■ SHORT TASK ■
Determine how many lines contain the string "Produktionspotenzial". Respond with that number and nothing more.

Stored dataset items:
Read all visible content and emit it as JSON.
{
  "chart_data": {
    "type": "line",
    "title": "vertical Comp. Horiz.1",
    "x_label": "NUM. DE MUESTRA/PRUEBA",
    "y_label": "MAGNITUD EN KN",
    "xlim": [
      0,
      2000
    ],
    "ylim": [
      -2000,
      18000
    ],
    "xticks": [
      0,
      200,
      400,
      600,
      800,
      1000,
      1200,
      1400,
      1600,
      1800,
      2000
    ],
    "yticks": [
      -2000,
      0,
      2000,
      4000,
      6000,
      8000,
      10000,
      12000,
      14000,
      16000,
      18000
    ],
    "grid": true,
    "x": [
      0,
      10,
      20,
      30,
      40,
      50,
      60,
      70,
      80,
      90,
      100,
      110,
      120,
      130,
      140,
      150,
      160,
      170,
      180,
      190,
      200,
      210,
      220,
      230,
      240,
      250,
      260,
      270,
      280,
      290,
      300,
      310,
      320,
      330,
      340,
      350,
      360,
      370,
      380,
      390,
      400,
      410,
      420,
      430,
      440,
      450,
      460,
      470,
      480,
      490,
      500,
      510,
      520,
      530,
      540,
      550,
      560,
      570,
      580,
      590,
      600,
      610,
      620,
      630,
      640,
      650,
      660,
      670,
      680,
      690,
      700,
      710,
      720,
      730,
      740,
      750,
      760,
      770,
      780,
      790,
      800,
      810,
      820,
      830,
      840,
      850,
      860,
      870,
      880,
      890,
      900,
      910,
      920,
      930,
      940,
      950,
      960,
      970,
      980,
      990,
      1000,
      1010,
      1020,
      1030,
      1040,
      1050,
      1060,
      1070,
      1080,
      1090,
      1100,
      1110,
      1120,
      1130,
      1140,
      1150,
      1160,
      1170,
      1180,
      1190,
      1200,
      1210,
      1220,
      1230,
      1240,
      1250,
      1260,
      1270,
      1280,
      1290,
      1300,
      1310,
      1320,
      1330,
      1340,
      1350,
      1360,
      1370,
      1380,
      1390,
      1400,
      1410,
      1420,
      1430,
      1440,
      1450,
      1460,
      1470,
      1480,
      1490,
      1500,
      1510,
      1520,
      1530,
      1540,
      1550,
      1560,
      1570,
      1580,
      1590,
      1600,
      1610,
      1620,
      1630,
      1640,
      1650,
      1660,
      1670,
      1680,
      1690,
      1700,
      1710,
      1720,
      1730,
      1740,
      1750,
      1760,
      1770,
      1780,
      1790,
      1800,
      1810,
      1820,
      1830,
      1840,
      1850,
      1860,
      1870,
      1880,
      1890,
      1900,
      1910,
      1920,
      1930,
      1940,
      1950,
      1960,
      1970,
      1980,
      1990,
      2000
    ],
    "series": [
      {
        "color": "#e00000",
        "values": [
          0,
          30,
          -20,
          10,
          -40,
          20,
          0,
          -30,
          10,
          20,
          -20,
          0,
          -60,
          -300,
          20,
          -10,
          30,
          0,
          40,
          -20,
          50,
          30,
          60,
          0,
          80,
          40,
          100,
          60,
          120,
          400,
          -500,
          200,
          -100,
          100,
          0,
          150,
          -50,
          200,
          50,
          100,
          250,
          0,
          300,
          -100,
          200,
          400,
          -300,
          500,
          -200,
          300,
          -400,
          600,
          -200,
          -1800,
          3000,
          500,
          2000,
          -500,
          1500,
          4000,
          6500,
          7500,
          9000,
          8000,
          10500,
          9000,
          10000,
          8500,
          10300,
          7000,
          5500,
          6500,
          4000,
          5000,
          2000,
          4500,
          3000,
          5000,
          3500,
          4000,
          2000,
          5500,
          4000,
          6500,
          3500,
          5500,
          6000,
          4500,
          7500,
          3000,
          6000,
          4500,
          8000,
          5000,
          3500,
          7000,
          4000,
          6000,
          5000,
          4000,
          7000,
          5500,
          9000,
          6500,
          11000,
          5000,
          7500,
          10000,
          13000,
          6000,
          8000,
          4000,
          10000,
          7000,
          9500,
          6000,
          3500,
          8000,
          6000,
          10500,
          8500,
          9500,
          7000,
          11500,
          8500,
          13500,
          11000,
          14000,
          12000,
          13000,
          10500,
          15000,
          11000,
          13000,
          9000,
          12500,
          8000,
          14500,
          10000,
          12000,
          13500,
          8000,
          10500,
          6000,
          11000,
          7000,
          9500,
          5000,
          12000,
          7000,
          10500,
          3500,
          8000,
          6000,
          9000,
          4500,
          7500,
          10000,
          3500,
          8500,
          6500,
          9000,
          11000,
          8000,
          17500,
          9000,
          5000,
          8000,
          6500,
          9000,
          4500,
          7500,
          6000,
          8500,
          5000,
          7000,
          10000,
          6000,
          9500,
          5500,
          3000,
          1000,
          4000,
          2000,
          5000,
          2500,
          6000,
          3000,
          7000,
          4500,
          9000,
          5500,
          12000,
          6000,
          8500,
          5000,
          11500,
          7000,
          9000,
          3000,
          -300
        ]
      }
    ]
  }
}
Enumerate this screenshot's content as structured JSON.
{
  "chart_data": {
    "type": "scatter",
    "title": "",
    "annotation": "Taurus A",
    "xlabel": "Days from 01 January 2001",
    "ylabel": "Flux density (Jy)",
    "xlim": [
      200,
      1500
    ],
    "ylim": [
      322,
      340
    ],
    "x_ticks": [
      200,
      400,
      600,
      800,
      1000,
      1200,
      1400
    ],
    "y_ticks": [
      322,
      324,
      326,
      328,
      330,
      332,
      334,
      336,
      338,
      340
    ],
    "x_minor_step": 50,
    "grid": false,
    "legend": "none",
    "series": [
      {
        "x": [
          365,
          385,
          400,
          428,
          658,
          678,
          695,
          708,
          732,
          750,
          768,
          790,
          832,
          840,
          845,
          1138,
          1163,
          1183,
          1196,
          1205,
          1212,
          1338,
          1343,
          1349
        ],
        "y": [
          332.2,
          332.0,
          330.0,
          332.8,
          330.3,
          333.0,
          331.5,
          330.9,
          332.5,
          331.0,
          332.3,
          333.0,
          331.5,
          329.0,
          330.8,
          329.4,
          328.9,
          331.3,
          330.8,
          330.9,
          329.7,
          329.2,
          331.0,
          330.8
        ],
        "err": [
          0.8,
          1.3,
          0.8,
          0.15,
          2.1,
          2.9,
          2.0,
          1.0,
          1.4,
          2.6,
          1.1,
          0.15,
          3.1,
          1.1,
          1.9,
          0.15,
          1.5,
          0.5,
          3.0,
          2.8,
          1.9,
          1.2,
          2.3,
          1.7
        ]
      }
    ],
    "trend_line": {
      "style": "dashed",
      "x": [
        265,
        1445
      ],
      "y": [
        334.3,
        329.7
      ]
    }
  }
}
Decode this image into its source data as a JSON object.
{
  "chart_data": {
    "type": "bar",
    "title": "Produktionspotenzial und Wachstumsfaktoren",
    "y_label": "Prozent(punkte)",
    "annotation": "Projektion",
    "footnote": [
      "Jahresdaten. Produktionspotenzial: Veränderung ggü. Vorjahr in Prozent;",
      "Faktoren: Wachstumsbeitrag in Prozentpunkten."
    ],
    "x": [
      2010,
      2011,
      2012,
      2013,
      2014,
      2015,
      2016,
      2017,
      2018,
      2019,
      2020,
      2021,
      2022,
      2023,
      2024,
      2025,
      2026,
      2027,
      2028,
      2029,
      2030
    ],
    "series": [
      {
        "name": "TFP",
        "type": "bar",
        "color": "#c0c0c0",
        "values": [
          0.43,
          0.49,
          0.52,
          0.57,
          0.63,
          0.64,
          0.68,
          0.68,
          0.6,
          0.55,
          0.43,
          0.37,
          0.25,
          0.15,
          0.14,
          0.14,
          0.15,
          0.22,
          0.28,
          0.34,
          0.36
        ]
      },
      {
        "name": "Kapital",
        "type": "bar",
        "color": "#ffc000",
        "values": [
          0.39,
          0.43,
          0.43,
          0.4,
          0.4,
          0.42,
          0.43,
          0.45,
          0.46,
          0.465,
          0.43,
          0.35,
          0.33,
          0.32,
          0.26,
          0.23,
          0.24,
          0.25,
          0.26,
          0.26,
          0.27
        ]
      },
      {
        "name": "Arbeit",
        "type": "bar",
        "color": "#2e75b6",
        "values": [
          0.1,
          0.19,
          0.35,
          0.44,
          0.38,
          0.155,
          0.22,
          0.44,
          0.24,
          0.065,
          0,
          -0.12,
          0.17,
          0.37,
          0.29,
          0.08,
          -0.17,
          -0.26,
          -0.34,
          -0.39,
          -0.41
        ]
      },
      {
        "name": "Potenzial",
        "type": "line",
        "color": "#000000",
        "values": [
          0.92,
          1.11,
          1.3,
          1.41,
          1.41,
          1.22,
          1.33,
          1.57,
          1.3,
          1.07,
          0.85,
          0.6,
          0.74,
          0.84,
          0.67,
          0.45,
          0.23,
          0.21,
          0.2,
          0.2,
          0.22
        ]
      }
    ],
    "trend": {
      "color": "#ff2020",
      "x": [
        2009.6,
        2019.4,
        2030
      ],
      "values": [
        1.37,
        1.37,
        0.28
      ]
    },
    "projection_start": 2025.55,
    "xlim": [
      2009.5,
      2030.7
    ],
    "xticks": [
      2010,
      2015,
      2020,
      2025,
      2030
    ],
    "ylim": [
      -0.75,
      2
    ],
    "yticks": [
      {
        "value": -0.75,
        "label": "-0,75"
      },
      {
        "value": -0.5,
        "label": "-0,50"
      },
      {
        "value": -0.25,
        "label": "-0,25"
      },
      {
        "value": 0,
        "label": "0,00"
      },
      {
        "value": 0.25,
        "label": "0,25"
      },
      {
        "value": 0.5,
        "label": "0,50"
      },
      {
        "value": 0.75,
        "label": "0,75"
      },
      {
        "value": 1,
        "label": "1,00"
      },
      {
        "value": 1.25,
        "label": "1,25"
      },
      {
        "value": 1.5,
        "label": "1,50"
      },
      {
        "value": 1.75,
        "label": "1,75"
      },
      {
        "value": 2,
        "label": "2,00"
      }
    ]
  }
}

■ FINAL ANSWER ■
2